WHAT TO WORK ON: Return every record below exactly as written, but leave out the pictures.

DATASET ROWS:

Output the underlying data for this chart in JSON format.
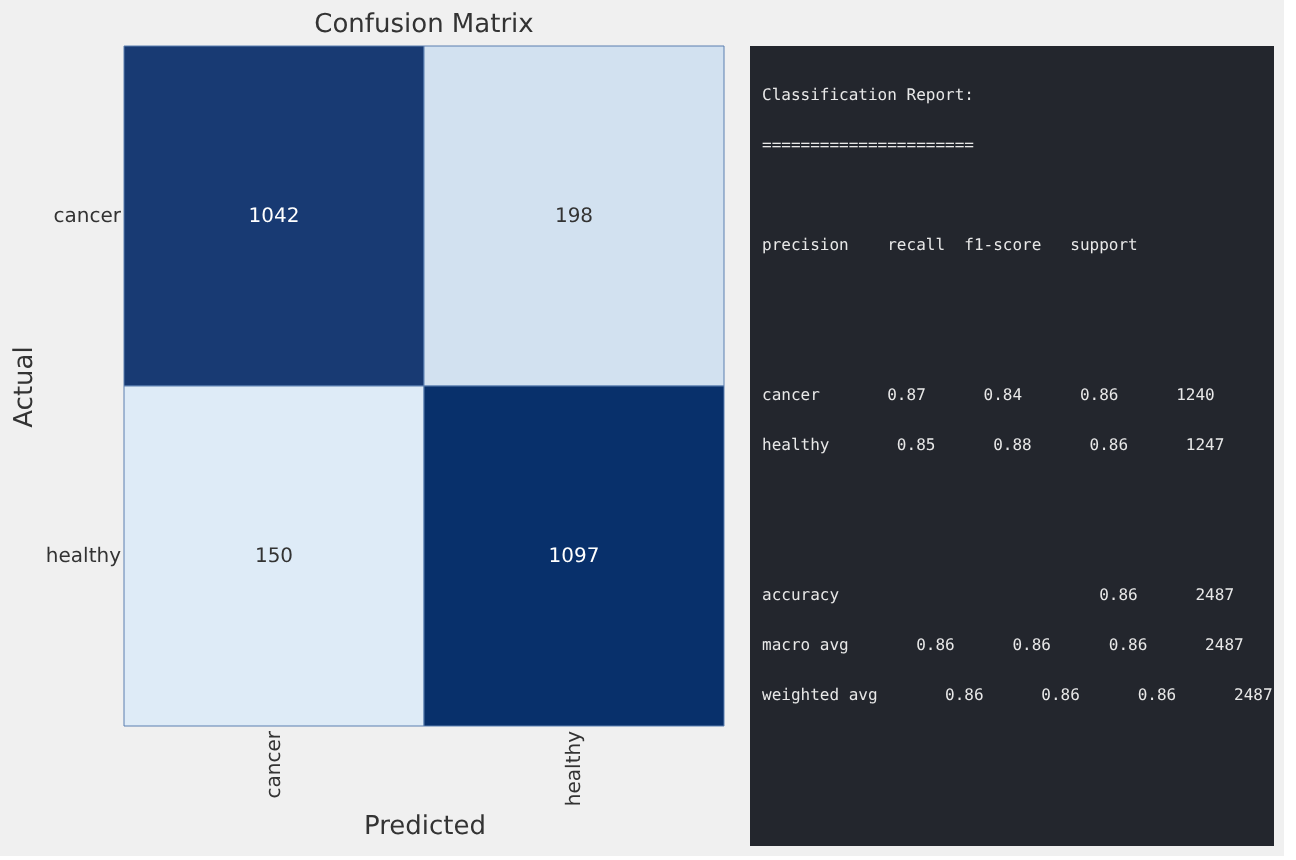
{
  "chart_data": [
    {
      "type": "heatmap",
      "title": "Confusion Matrix",
      "xlabel": "Predicted",
      "ylabel": "Actual",
      "categories": [
        "cancer",
        "healthy"
      ],
      "y_categories": [
        "cancer",
        "healthy"
      ],
      "cells": [
        [
          1042,
          198
        ],
        [
          150,
          1097
        ]
      ],
      "data_labels": true
    },
    {
      "type": "other",
      "title": "Classification Report:",
      "annotations": [
        "======================",
        "              precision    recall  f1-score   support",
        "      cancer       0.87      0.84      0.86      1240",
        "     healthy       0.85      0.88      0.86      1247",
        "    accuracy                           0.86      2487",
        "   macro avg       0.86      0.86      0.86      2487",
        "weighted avg       0.86      0.86      0.86      2487"
      ]
    }
  ]
}
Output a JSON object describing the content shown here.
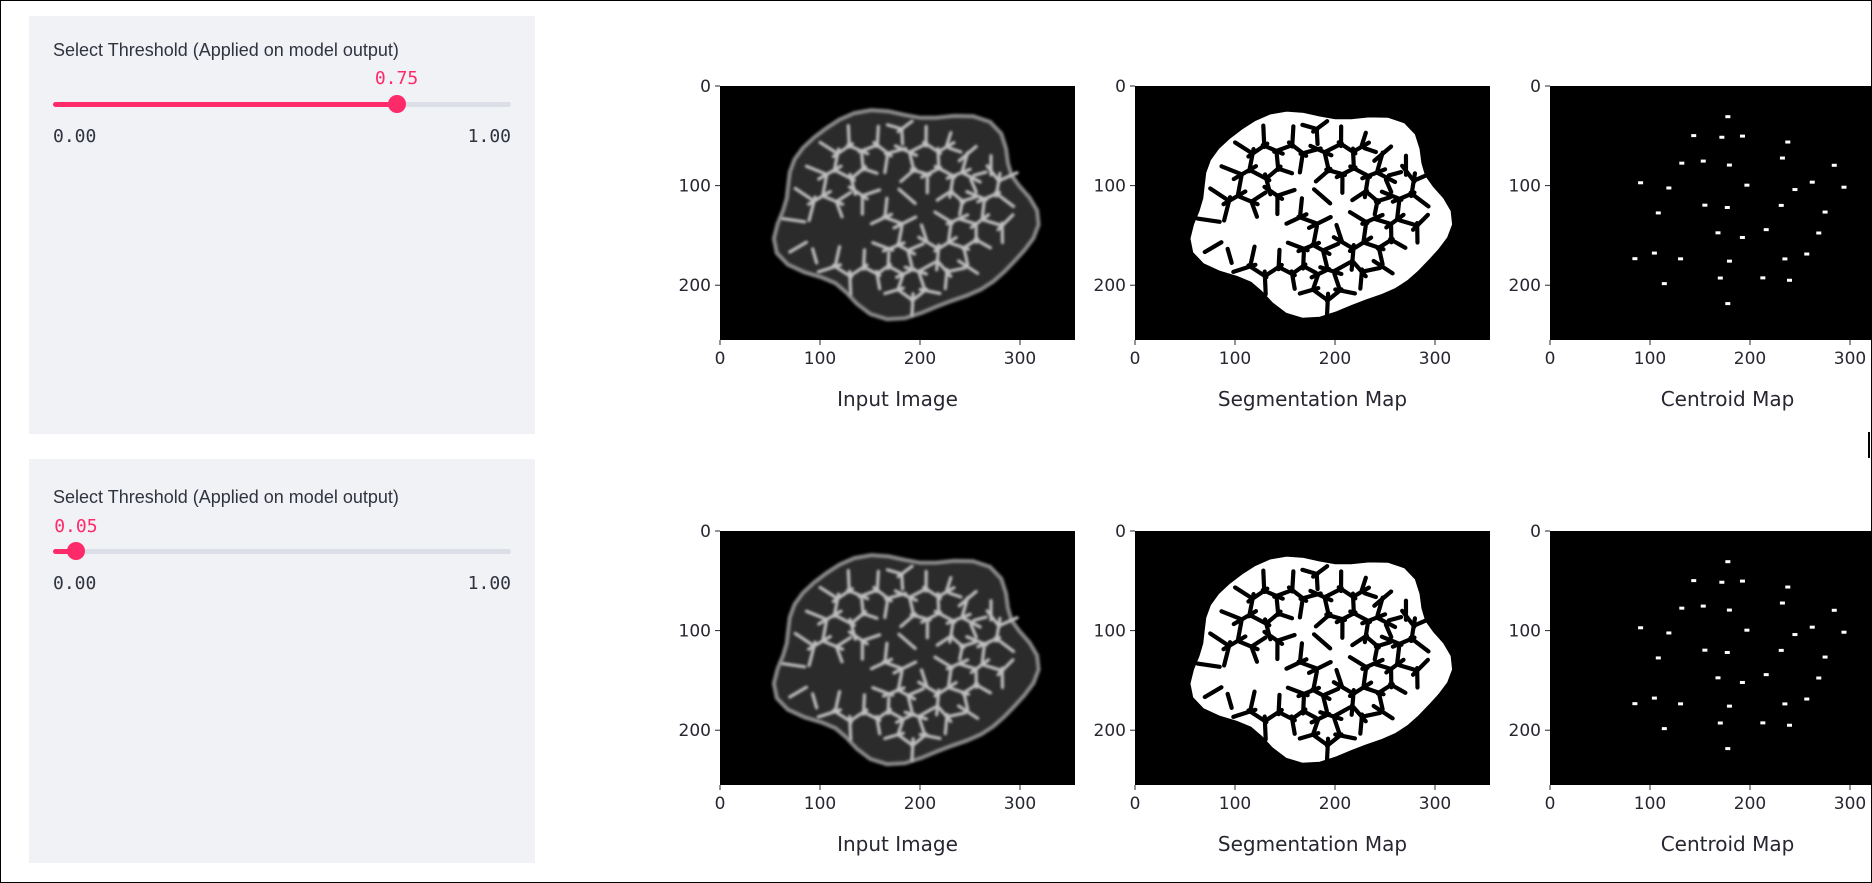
{
  "controls": [
    {
      "label": "Select Threshold (Applied on model output)",
      "value": 0.75,
      "value_text": "0.75",
      "min_text": "0.00",
      "max_text": "1.00"
    },
    {
      "label": "Select Threshold (Applied on model output)",
      "value": 0.05,
      "value_text": "0.05",
      "min_text": "0.00",
      "max_text": "1.00"
    }
  ],
  "colors": {
    "accent": "#ff2a6a",
    "track": "#dcdfe8",
    "panel_bg": "#f0f2f6",
    "image_bg": "#000000"
  },
  "row1": {
    "plots": [
      {
        "caption": "Input Image",
        "image": "grayscale microscopy cell membranes",
        "y_ticks": [
          "0",
          "100",
          "200"
        ],
        "x_ticks": [
          "0",
          "100",
          "200",
          "300"
        ]
      },
      {
        "caption": "Segmentation Map",
        "image": "binary cell segmentation mask",
        "y_ticks": [
          "0",
          "100",
          "200"
        ],
        "x_ticks": [
          "0",
          "100",
          "200",
          "300"
        ]
      },
      {
        "caption": "Centroid Map",
        "image": "cell centroid dots",
        "y_ticks": [
          "0",
          "100",
          "200"
        ],
        "x_ticks": [
          "0",
          "100",
          "200",
          "300"
        ]
      }
    ]
  },
  "row2": {
    "plots": [
      {
        "caption": "Input Image",
        "image": "grayscale microscopy cell membranes",
        "y_ticks": [
          "0",
          "100",
          "200"
        ],
        "x_ticks": [
          "0",
          "100",
          "200",
          "300"
        ]
      },
      {
        "caption": "Segmentation Map",
        "image": "binary cell segmentation mask",
        "y_ticks": [
          "0",
          "100",
          "200"
        ],
        "x_ticks": [
          "0",
          "100",
          "200",
          "300"
        ]
      },
      {
        "caption": "Centroid Map",
        "image": "cell centroid dots",
        "y_ticks": [
          "0",
          "100",
          "200"
        ],
        "x_ticks": [
          "0",
          "100",
          "200",
          "300"
        ]
      }
    ]
  }
}
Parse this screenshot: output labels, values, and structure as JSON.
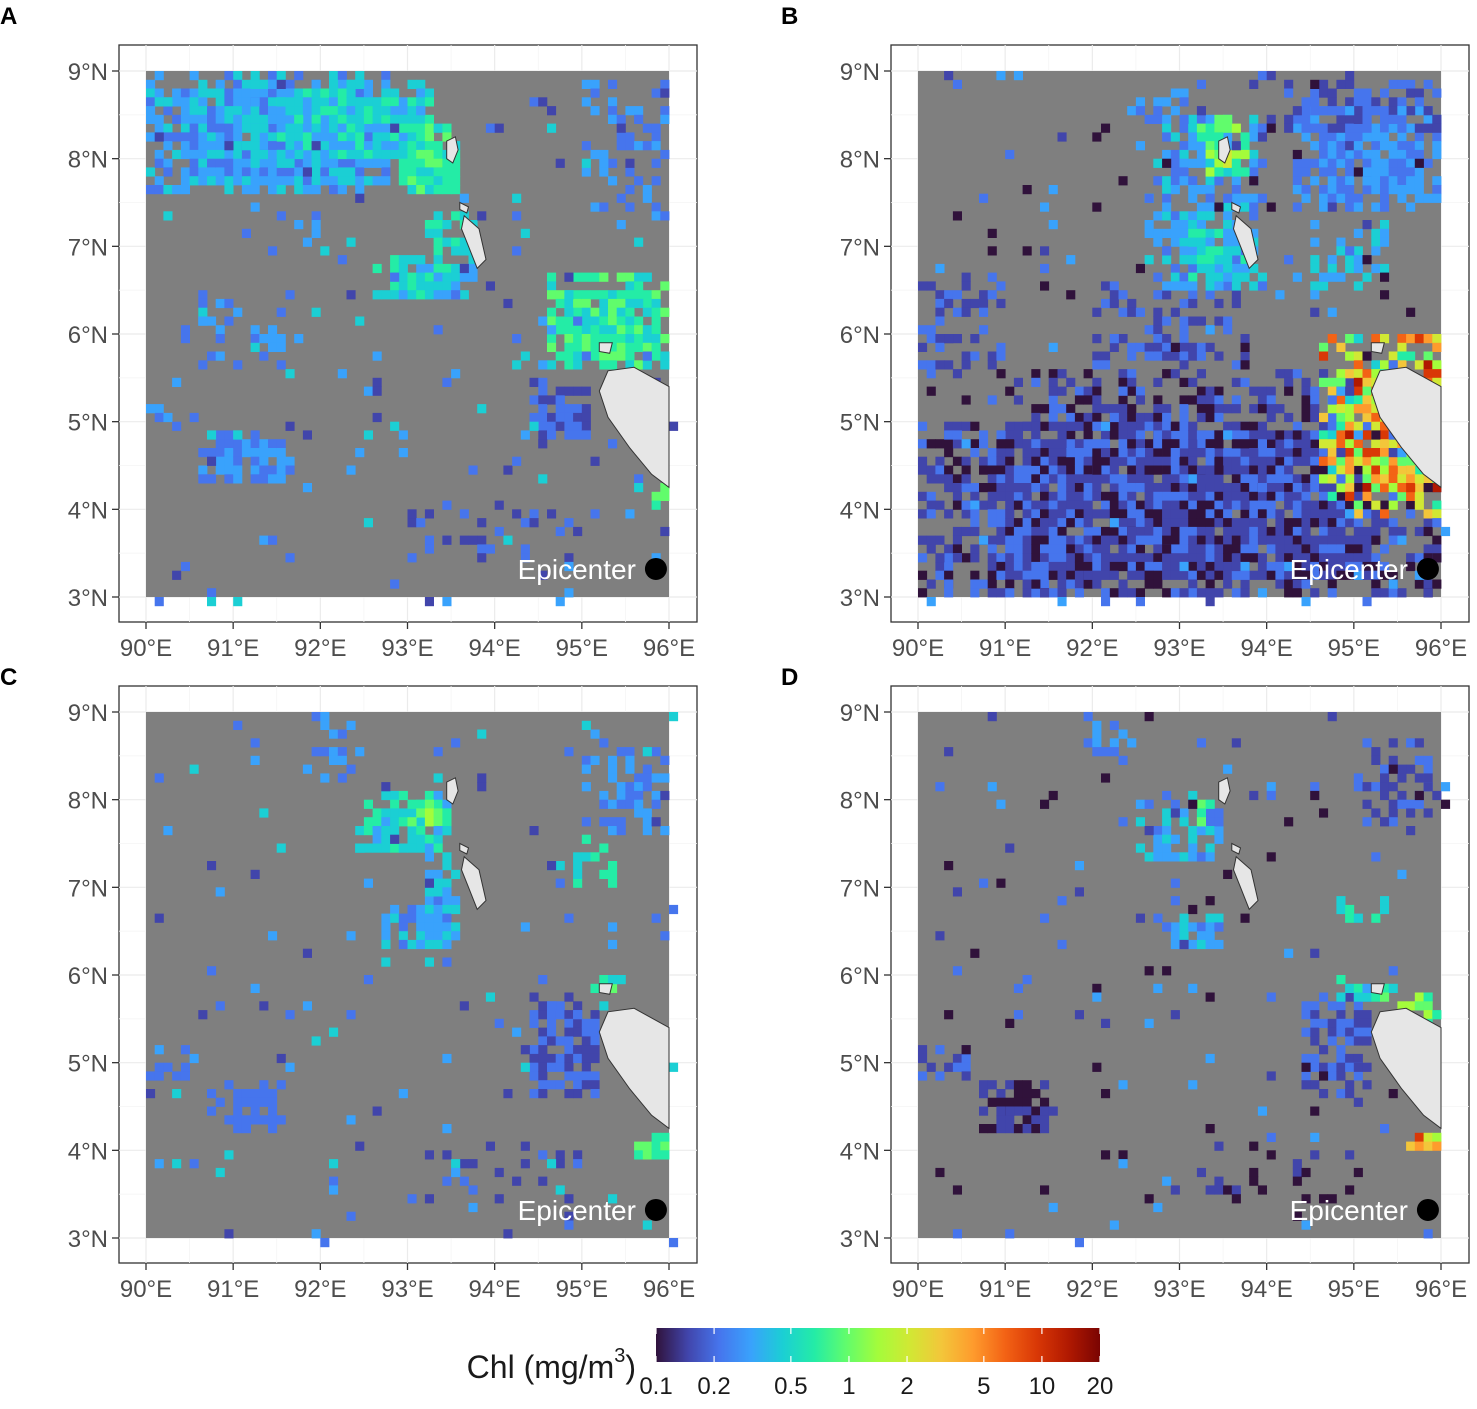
{
  "figure": {
    "panels": [
      {
        "letter": "A",
        "id": "a"
      },
      {
        "letter": "B",
        "id": "b"
      },
      {
        "letter": "C",
        "id": "c"
      },
      {
        "letter": "D",
        "id": "d"
      }
    ],
    "lon_ticks": [
      "90°E",
      "91°E",
      "92°E",
      "93°E",
      "94°E",
      "95°E",
      "96°E"
    ],
    "lat_ticks": [
      "9°N",
      "8°N",
      "7°N",
      "6°N",
      "5°N",
      "4°N",
      "3°N"
    ],
    "epicenter_label": "Epicenter",
    "legend": {
      "title_prefix": "Chl (mg/m",
      "title_sup": "3",
      "title_suffix": ")",
      "ticks": [
        "0.1",
        "0.2",
        "0.5",
        "1",
        "2",
        "5",
        "10",
        "20"
      ],
      "colors": [
        "#30123b",
        "#4145ab",
        "#4675ed",
        "#39a2fc",
        "#1bcfd4",
        "#24eca6",
        "#61fc6c",
        "#a4fc3b",
        "#d1e834",
        "#f3c63a",
        "#fe9b2d",
        "#f36315",
        "#d93806",
        "#b11901",
        "#7a0402"
      ]
    }
  },
  "chart_data": {
    "type": "heatmap",
    "variable": "Chl (mg/m3)",
    "x_ticks": [
      "90°E",
      "91°E",
      "92°E",
      "93°E",
      "94°E",
      "95°E",
      "96°E"
    ],
    "y_ticks": [
      "3°N",
      "4°N",
      "5°N",
      "6°N",
      "7°N",
      "8°N",
      "9°N"
    ],
    "xlim": [
      90,
      96
    ],
    "ylim": [
      3,
      9
    ],
    "color_scale": "log",
    "color_range": [
      0.1,
      20
    ],
    "colorbar_ticks": [
      0.1,
      0.2,
      0.5,
      1,
      2,
      5,
      10,
      20
    ],
    "epicenter": {
      "lon": 95.85,
      "lat": 3.32,
      "label": "Epicenter"
    },
    "panels": [
      "A",
      "B",
      "C",
      "D"
    ]
  }
}
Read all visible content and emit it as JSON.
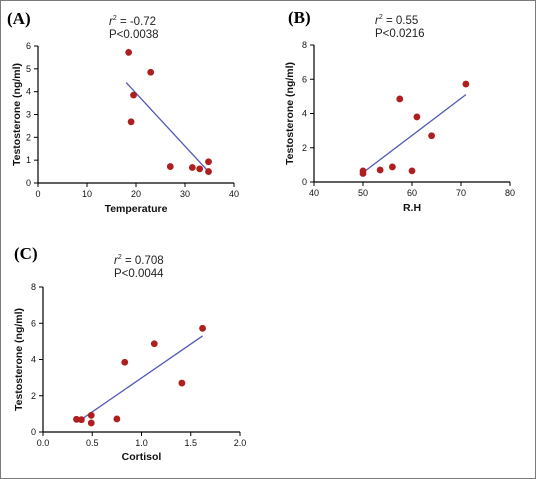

EXERCISE RESPONSE:
Output the underlying data for this chart in JSON format.
{
  "chart_data": [
    {
      "type": "heatmap",
      "title": "Confusion Matrix",
      "xlabel": "Predicted",
      "ylabel": "Actual",
      "categories": [
        "cancer",
        "healthy"
      ],
      "y_categories": [
        "cancer",
        "healthy"
      ],
      "cells": [
        [
          1042,
          198
        ],
        [
          150,
          1097
        ]
      ],
      "data_labels": true
    },
    {
      "type": "other",
      "title": "Classification Report:",
      "annotations": [
        "======================",
        "              precision    recall  f1-score   support",
        "      cancer       0.87      0.84      0.86      1240",
        "     healthy       0.85      0.88      0.86      1247",
        "    accuracy                           0.86      2487",
        "   macro avg       0.86      0.86      0.86      2487",
        "weighted avg       0.86      0.86      0.86      2487"
      ]
    }
  ]
}
Output a JSON object describing the content shown here.
{
  "controls": [
    {
      "label": "Select Threshold (Applied on model output)",
      "value": 0.75,
      "value_text": "0.75",
      "min_text": "0.00",
      "max_text": "1.00"
    },
    {
      "label": "Select Threshold (Applied on model output)",
      "value": 0.05,
      "value_text": "0.05",
      "min_text": "0.00",
      "max_text": "1.00"
    }
  ],
  "colors": {
    "accent": "#ff2a6a",
    "track": "#dcdfe8",
    "panel_bg": "#f0f2f6",
    "image_bg": "#000000"
  },
  "row1": {
    "plots": [
      {
        "caption": "Input Image",
        "image": "grayscale microscopy cell membranes",
        "y_ticks": [
          "0",
          "100",
          "200"
        ],
        "x_ticks": [
          "0",
          "100",
          "200",
          "300"
        ]
      },
      {
        "caption": "Segmentation Map",
        "image": "binary cell segmentation mask",
        "y_ticks": [
          "0",
          "100",
          "200"
        ],
        "x_ticks": [
          "0",
          "100",
          "200",
          "300"
        ]
      },
      {
        "caption": "Centroid Map",
        "image": "cell centroid dots",
        "y_ticks": [
          "0",
          "100",
          "200"
        ],
        "x_ticks": [
          "0",
          "100",
          "200",
          "300"
        ]
      }
    ]
  },
  "row2": {
    "plots": [
      {
        "caption": "Input Image",
        "image": "grayscale microscopy cell membranes",
        "y_ticks": [
          "0",
          "100",
          "200"
        ],
        "x_ticks": [
          "0",
          "100",
          "200",
          "300"
        ]
      },
      {
        "caption": "Segmentation Map",
        "image": "binary cell segmentation mask",
        "y_ticks": [
          "0",
          "100",
          "200"
        ],
        "x_ticks": [
          "0",
          "100",
          "200",
          "300"
        ]
      },
      {
        "caption": "Centroid Map",
        "image": "cell centroid dots",
        "y_ticks": [
          "0",
          "100",
          "200"
        ],
        "x_ticks": [
          "0",
          "100",
          "200",
          "300"
        ]
      }
    ]
  }
}
Parse this screenshot: output labels, values, and structure as JSON.
{
  "figure": {
    "panels": [
      {
        "letter": "A",
        "id": "a"
      },
      {
        "letter": "B",
        "id": "b"
      },
      {
        "letter": "C",
        "id": "c"
      },
      {
        "letter": "D",
        "id": "d"
      }
    ],
    "lon_ticks": [
      "90°E",
      "91°E",
      "92°E",
      "93°E",
      "94°E",
      "95°E",
      "96°E"
    ],
    "lat_ticks": [
      "9°N",
      "8°N",
      "7°N",
      "6°N",
      "5°N",
      "4°N",
      "3°N"
    ],
    "epicenter_label": "Epicenter",
    "legend": {
      "title_prefix": "Chl (mg/m",
      "title_sup": "3",
      "title_suffix": ")",
      "ticks": [
        "0.1",
        "0.2",
        "0.5",
        "1",
        "2",
        "5",
        "10",
        "20"
      ],
      "colors": [
        "#30123b",
        "#4145ab",
        "#4675ed",
        "#39a2fc",
        "#1bcfd4",
        "#24eca6",
        "#61fc6c",
        "#a4fc3b",
        "#d1e834",
        "#f3c63a",
        "#fe9b2d",
        "#f36315",
        "#d93806",
        "#b11901",
        "#7a0402"
      ]
    }
  },
  "chart_data": {
    "type": "heatmap",
    "variable": "Chl (mg/m3)",
    "x_ticks": [
      "90°E",
      "91°E",
      "92°E",
      "93°E",
      "94°E",
      "95°E",
      "96°E"
    ],
    "y_ticks": [
      "3°N",
      "4°N",
      "5°N",
      "6°N",
      "7°N",
      "8°N",
      "9°N"
    ],
    "xlim": [
      90,
      96
    ],
    "ylim": [
      3,
      9
    ],
    "color_scale": "log",
    "color_range": [
      0.1,
      20
    ],
    "colorbar_ticks": [
      0.1,
      0.2,
      0.5,
      1,
      2,
      5,
      10,
      20
    ],
    "epicenter": {
      "lon": 95.85,
      "lat": 3.32,
      "label": "Epicenter"
    },
    "panels": [
      "A",
      "B",
      "C",
      "D"
    ]
  }
}
Read all visible content and emit it as JSON.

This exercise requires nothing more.